▶ _Instruction_
Every entry needs to be reproduced exactly.

▶ _Information shown_

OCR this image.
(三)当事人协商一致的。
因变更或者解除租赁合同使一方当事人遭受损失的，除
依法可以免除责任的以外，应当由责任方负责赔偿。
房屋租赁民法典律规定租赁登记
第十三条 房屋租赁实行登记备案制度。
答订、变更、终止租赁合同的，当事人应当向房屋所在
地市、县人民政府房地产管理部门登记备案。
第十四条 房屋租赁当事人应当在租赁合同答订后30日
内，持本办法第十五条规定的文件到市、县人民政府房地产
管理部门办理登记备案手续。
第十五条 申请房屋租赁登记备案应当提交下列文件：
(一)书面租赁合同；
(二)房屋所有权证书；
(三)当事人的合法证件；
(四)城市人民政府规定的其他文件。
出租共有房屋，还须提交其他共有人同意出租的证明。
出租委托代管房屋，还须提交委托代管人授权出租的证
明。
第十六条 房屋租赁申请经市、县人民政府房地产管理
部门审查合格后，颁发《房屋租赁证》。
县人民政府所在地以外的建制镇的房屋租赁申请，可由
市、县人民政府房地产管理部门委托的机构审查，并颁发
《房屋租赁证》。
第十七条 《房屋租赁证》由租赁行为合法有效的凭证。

▶ _Output_
OCR this image.
(三)当事人协商一致的。
因变更或者解除租赁合同使一方当事人遭受损失的，除
依法可以免除责任的以外，应当由责任方负责赔偿。
房屋租赁民法典律规定租赁登记
第十三条 房屋租赁实行登记备案制度。
答订、变更、终止租赁合同的，当事人应当向房屋所在
地市、县人民政府房地产管理部门登记备案。
第十四条 房屋租赁当事人应当在租赁合同答订后30日
内，持本办法第十五条规定的文件到市、县人民政府房地产
管理部门办理登记备案手续。
第十五条 申请房屋租赁登记备案应当提交下列文件：
(一)书面租赁合同；
(二)房屋所有权证书；
(三)当事人的合法证件；
(四)城市人民政府规定的其他文件。
出租共有房屋，还须提交其他共有人同意出租的证明。
出租委托代管房屋，还须提交委托代管人授权出租的证
明。
第十六条 房屋租赁申请经市、县人民政府房地产管理
部门审查合格后，颁发《房屋租赁证》。
县人民政府所在地以外的建制镇的房屋租赁申请，可由
市、县人民政府房地产管理部门委托的机构审查，并颁发
《房屋租赁证》。
第十七条 《房屋租赁证》由租赁行为合法有效的凭证。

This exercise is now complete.